> _Exercise_: Every line below must be reproduced exactly. Copy them all.

> _Source records_:

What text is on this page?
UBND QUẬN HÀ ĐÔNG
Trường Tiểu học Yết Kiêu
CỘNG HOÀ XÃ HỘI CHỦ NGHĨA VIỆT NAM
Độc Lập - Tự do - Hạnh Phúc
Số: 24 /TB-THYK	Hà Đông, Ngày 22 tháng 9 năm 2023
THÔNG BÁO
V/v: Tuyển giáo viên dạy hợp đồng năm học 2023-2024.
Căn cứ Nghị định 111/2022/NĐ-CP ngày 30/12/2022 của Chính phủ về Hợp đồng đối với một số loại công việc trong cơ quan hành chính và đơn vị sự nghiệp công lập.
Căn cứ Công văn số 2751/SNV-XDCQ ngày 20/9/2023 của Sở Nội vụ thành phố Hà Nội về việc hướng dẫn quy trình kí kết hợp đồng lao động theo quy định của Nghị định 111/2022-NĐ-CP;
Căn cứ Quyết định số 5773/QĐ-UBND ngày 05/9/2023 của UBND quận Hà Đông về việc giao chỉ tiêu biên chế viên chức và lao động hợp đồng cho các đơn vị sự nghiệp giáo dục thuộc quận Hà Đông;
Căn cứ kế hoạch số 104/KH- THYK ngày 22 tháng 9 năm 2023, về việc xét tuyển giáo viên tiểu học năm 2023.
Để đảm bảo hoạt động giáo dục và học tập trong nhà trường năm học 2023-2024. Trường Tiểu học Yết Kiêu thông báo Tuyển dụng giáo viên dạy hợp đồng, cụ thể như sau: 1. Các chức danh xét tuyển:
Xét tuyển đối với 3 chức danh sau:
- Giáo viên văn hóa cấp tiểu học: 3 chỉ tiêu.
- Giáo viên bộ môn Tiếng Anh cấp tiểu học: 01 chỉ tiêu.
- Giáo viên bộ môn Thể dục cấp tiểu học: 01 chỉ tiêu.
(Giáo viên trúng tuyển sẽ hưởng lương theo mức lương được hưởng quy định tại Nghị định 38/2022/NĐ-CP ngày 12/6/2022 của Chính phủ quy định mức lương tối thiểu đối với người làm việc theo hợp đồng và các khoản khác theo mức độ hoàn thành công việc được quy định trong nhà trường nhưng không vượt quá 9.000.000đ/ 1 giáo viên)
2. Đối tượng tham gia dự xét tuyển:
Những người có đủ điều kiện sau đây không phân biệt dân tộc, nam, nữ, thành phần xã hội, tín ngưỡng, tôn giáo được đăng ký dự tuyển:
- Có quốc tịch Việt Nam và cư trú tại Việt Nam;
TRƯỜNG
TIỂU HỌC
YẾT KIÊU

> _Answer_:
What text is on this page?
UBND QUẬN HÀ ĐÔNG
Trường Tiểu học Yết Kiêu
CỘNG HOÀ XÃ HỘI CHỦ NGHĨA VIỆT NAM
Độc Lập - Tự do - Hạnh Phúc
Số: 24 /TB-THYK	Hà Đông, Ngày 22 tháng 9 năm 2023
THÔNG BÁO
V/v: Tuyển giáo viên dạy hợp đồng năm học 2023-2024.
Căn cứ Nghị định 111/2022/NĐ-CP ngày 30/12/2022 của Chính phủ về Hợp đồng đối với một số loại công việc trong cơ quan hành chính và đơn vị sự nghiệp công lập.
Căn cứ Công văn số 2751/SNV-XDCQ ngày 20/9/2023 của Sở Nội vụ thành phố Hà Nội về việc hướng dẫn quy trình kí kết hợp đồng lao động theo quy định của Nghị định 111/2022-NĐ-CP;
Căn cứ Quyết định số 5773/QĐ-UBND ngày 05/9/2023 của UBND quận Hà Đông về việc giao chỉ tiêu biên chế viên chức và lao động hợp đồng cho các đơn vị sự nghiệp giáo dục thuộc quận Hà Đông;
Căn cứ kế hoạch số 104/KH- THYK ngày 22 tháng 9 năm 2023, về việc xét tuyển giáo viên tiểu học năm 2023.
Để đảm bảo hoạt động giáo dục và học tập trong nhà trường năm học 2023-2024. Trường Tiểu học Yết Kiêu thông báo Tuyển dụng giáo viên dạy hợp đồng, cụ thể như sau: 1. Các chức danh xét tuyển:
Xét tuyển đối với 3 chức danh sau:
- Giáo viên văn hóa cấp tiểu học: 3 chỉ tiêu.
- Giáo viên bộ môn Tiếng Anh cấp tiểu học: 01 chỉ tiêu.
- Giáo viên bộ môn Thể dục cấp tiểu học: 01 chỉ tiêu.
(Giáo viên trúng tuyển sẽ hưởng lương theo mức lương được hưởng quy định tại Nghị định 38/2022/NĐ-CP ngày 12/6/2022 của Chính phủ quy định mức lương tối thiểu đối với người làm việc theo hợp đồng và các khoản khác theo mức độ hoàn thành công việc được quy định trong nhà trường nhưng không vượt quá 9.000.000đ/ 1 giáo viên)
2. Đối tượng tham gia dự xét tuyển:
Những người có đủ điều kiện sau đây không phân biệt dân tộc, nam, nữ, thành phần xã hội, tín ngưỡng, tôn giáo được đăng ký dự tuyển:
- Có quốc tịch Việt Nam và cư trú tại Việt Nam;
TRƯỜNG
TIỂU HỌC
YẾT KIÊU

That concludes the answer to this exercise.